(TASK REQUIREMENTS) Pull out every line below holding the word "Buildings".

(Collected data entries)

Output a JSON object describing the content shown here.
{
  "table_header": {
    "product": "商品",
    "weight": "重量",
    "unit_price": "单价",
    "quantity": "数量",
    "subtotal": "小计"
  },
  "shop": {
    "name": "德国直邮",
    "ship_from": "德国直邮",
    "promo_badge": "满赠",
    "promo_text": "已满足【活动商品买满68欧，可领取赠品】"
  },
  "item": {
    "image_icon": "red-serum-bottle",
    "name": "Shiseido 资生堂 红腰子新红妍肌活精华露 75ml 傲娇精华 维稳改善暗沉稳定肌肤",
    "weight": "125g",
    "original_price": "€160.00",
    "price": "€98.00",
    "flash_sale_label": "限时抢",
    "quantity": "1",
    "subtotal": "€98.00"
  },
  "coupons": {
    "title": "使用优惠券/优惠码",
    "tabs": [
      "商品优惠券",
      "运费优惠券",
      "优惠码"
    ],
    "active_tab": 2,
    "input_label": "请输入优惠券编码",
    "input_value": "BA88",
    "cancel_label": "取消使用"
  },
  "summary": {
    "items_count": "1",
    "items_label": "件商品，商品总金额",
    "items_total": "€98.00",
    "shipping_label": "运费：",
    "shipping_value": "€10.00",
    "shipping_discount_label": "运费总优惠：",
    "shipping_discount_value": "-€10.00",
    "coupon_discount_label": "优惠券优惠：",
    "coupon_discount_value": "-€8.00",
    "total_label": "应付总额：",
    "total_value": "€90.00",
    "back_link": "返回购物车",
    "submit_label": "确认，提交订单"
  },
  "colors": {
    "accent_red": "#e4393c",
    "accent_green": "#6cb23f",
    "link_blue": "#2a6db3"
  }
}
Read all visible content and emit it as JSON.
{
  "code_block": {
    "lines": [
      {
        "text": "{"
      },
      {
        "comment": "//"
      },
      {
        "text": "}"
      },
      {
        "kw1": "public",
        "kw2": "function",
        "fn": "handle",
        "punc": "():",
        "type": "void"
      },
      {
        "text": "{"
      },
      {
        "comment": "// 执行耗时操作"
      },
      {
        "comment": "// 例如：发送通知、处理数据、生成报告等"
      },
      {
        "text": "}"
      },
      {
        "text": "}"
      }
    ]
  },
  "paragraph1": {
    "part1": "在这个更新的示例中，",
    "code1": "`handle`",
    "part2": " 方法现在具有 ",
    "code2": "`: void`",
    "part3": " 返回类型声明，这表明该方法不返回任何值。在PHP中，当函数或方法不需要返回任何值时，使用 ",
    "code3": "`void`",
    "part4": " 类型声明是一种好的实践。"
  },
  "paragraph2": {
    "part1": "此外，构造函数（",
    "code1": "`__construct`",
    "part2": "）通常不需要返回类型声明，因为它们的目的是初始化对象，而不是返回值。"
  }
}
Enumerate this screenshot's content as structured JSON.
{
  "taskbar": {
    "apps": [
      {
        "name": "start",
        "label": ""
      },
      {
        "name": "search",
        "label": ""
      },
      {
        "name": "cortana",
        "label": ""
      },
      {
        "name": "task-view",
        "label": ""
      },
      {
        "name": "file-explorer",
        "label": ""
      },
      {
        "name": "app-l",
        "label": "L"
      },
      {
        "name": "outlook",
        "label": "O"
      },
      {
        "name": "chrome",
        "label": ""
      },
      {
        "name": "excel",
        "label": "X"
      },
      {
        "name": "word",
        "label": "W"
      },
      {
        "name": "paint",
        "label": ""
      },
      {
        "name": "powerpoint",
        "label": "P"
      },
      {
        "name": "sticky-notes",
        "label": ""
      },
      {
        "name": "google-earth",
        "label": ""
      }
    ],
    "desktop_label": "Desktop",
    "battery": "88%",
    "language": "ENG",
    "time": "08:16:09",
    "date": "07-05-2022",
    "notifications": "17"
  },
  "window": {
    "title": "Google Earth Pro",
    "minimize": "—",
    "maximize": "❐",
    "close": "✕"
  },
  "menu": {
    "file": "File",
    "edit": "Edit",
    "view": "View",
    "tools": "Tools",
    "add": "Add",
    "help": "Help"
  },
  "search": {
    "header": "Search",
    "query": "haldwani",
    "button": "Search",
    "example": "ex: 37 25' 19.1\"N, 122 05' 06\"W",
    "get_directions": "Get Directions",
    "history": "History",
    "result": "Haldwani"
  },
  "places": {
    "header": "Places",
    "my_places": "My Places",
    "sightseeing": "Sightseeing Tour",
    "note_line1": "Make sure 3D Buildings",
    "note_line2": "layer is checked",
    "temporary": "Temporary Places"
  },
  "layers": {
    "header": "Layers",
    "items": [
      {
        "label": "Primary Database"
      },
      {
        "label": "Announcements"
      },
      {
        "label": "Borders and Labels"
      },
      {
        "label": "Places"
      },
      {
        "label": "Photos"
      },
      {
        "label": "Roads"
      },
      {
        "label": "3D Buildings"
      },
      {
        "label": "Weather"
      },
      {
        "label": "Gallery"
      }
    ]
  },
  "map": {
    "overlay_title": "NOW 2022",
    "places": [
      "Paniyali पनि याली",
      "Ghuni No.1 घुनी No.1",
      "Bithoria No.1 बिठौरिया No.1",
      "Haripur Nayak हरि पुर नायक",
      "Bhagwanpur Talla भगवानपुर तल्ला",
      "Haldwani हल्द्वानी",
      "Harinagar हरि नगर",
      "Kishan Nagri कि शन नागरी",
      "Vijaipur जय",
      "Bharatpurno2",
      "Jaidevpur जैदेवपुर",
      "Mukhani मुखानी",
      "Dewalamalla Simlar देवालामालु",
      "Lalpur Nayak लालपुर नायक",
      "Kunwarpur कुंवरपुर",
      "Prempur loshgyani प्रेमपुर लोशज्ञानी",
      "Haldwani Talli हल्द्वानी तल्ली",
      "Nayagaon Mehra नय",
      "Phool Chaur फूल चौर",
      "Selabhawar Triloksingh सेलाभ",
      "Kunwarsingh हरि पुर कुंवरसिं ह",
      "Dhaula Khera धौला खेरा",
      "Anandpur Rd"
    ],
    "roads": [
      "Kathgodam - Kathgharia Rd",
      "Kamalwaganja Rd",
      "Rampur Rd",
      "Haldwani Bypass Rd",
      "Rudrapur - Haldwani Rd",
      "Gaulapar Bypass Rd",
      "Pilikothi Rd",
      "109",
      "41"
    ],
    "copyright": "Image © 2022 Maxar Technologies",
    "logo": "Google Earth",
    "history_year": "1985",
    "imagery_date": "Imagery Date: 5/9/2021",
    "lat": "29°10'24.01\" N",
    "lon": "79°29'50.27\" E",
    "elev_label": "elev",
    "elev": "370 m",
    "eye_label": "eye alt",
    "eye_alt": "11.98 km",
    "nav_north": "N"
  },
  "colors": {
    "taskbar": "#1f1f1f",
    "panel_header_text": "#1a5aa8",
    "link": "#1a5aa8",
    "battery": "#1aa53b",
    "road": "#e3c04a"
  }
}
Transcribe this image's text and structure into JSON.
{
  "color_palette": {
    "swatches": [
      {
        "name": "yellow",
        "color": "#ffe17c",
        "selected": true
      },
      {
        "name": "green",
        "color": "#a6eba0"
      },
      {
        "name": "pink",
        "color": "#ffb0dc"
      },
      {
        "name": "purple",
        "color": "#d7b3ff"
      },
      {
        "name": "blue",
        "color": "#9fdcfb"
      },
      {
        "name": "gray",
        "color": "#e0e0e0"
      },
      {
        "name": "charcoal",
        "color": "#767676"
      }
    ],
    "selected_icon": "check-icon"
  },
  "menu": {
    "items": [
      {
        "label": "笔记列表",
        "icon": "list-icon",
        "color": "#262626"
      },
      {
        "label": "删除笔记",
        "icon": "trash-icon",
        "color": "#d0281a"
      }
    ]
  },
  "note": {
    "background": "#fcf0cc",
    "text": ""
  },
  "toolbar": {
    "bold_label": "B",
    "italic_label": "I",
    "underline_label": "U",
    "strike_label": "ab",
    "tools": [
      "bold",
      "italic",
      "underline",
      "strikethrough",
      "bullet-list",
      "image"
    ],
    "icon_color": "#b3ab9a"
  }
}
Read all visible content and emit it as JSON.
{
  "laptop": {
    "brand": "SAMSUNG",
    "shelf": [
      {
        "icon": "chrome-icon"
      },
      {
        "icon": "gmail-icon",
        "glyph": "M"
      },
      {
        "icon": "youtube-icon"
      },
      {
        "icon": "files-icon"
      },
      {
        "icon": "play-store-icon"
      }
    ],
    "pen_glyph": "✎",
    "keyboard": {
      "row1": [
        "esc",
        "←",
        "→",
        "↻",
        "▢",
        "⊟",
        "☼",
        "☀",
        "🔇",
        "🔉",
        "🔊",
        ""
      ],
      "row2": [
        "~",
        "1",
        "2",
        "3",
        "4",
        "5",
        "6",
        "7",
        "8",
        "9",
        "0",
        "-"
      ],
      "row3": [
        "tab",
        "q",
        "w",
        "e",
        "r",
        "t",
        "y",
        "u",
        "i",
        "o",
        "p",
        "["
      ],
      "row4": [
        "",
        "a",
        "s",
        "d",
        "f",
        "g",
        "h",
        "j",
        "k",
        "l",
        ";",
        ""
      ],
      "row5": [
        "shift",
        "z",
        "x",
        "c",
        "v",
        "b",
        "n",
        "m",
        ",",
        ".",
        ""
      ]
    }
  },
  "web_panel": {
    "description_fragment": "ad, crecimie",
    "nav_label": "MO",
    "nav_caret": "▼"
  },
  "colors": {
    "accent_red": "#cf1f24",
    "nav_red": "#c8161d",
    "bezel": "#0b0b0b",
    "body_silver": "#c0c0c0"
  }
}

(TASK OUTPUT)
    "note_line1": "Make sure 3D Buildings",
        "label": "3D Buildings"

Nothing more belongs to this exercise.